Please list every person named in the SQLite mailing-list excerpt below.

Document excerpt =
◆ ◆ ◆ ◆

2017-07-21 Thread petern
Nobody is storing pointers.  Where do you get that idea?

If struct pointer is passed through sqlite3_result_blob() with destructor
callback disposition instead of SQLITE_TRANSIENT, the value received is a
BLOB result pointed to the (void*) memory location of that exact supplied
struct's memory.   That's how it works now and independently of the 3.20.00
proposal.

Now, if that BLOB is persisted you get a copy of those bits onto the disk.
So what?  Maybe that makes sense or maybe not, but the pointer isn't
stored.  The pointer is only available at runtime which is what we're
talking about here.  The question is not about storage.  The question is
how to make the API useful for embedded applications with awareness of the
host's transient objects.   We also learned just now by forum email from
Richard that adding and carrying a native INT type field throughout the
chain of the existing BLOB API is too expensive.  So he went with the
lightweight pseudo-nulls idea.

Take a look at my sample SQL a few emails back if you want to see an
application.  Most of the time the operational result of passing pointers
to native objects through the DB API with respect to storage is null.  The
desired operation is often a side effect like sending something over the
network or efficiently keeping track of whatever summarized results in a
memory vtable.  The important part from my perspective is that the DB can
store precise details about embedded object initializations and
interactions without having to invent a storage format for every little
setting or add serialization methods to third party library objects lacking
serialization operations.











On Fri, Jul 21, 2017 at 3:14 PM, Keith Medcalf <kmedc...@dessus.com> wrote:

>
> Pointers cannot be stored in the database.  They are simply value objects
> that get passed around between bits and pieces -- such as passing a pointer
> from an SQL statement into an extension function or virtual table all
> within the same linkage unit (that is locally within a single process).
> The whole point, I believe, was to prevent pointers from being persisted to
> the database.  And if you foolishly try to store them in the database, then
> the value stored is NULL.  Storing pointers in BLOBs would defeat this
> purpose since you would not be preventing natural selection.
>
> And if I have the purpose wrong, then I really don't understand why there
> needs to be a separate value type for pointers at all ...

◆ ◆ ◆ ◆

Excerpted data =
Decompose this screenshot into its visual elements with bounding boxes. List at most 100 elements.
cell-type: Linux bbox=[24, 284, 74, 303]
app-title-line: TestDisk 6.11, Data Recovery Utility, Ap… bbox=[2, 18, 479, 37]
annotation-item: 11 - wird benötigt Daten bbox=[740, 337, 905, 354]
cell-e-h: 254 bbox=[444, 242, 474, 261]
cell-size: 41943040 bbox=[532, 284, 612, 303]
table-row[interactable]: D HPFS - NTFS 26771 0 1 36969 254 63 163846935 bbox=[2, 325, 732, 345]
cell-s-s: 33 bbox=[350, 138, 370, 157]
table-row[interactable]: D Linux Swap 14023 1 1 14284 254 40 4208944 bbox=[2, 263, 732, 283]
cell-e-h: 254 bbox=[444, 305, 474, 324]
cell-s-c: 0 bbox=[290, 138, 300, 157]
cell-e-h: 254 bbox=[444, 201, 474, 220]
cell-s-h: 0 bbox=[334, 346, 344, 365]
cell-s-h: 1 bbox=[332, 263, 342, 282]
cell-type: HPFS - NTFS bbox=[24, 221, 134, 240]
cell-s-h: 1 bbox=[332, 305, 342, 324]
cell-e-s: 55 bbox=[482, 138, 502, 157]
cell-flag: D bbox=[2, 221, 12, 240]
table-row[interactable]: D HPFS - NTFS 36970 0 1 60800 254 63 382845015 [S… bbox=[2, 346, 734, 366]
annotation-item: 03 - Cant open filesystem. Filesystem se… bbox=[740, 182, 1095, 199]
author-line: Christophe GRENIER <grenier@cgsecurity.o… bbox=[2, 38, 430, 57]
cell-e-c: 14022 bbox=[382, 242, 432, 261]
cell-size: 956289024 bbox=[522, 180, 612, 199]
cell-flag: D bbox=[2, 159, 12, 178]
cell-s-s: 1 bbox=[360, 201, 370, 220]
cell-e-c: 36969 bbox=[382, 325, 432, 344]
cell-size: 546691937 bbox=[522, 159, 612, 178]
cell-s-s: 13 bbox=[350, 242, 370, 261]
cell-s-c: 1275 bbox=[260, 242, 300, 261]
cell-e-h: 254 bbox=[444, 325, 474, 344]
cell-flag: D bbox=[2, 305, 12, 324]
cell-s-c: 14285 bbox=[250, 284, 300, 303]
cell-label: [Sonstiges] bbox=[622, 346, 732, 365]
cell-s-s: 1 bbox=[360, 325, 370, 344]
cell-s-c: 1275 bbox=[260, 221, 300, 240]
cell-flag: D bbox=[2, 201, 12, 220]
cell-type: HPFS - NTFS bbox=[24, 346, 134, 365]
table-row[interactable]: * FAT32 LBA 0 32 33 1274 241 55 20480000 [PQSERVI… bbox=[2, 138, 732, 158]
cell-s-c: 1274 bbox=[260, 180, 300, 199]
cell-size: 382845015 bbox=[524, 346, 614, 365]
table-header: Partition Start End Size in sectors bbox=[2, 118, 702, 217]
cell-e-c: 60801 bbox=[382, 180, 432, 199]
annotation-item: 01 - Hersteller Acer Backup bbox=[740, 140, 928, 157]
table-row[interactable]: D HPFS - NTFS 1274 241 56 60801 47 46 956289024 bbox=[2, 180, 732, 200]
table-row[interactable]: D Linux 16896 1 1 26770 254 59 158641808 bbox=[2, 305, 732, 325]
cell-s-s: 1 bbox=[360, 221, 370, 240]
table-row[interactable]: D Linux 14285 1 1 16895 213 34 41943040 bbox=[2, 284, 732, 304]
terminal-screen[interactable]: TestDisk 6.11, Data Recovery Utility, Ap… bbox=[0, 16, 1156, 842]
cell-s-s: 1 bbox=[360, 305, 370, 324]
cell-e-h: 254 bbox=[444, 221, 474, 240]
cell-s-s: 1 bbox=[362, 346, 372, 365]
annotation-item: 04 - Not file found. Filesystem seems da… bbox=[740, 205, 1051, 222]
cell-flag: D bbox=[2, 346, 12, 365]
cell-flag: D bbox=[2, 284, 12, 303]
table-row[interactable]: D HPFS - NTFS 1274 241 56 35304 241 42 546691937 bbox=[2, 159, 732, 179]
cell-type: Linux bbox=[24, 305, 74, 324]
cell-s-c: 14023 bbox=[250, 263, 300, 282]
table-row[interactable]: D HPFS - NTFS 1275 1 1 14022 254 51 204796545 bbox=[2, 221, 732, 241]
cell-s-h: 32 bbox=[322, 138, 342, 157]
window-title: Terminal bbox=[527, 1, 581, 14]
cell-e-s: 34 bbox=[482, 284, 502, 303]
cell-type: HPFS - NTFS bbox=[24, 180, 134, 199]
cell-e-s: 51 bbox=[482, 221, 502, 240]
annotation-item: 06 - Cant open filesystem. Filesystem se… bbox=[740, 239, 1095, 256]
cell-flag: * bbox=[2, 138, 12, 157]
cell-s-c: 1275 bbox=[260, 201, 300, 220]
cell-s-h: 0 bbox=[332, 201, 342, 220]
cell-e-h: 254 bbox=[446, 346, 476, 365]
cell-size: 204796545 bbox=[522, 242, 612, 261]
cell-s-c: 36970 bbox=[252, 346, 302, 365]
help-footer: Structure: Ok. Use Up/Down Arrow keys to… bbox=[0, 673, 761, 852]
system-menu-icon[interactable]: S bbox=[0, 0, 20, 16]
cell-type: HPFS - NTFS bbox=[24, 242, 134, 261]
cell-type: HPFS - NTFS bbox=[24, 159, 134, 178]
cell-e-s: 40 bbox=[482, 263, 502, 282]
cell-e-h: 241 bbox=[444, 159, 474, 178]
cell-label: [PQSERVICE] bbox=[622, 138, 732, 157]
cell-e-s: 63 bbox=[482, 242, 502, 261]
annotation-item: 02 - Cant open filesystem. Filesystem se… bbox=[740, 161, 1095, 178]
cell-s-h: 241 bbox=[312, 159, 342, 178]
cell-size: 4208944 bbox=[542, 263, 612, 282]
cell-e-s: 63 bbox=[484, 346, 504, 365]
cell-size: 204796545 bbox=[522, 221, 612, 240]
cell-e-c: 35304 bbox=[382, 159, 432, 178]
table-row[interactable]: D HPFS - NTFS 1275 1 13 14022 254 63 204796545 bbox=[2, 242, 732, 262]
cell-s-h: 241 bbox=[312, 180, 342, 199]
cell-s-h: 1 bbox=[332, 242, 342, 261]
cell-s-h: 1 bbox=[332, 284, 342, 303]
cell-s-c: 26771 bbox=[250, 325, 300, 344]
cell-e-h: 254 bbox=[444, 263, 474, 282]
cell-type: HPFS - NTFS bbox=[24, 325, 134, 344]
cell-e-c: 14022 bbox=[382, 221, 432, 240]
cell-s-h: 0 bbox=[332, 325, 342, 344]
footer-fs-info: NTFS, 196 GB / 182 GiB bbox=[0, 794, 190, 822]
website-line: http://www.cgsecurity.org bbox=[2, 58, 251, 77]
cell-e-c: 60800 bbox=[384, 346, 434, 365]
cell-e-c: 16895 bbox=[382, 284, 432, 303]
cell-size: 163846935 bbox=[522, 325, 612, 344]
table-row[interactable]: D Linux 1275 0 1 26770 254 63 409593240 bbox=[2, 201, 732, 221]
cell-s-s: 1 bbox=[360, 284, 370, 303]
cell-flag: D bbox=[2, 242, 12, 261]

◆ ◆ ◆ ◆

Complete answer =
petern
Richard
Keith Medcalf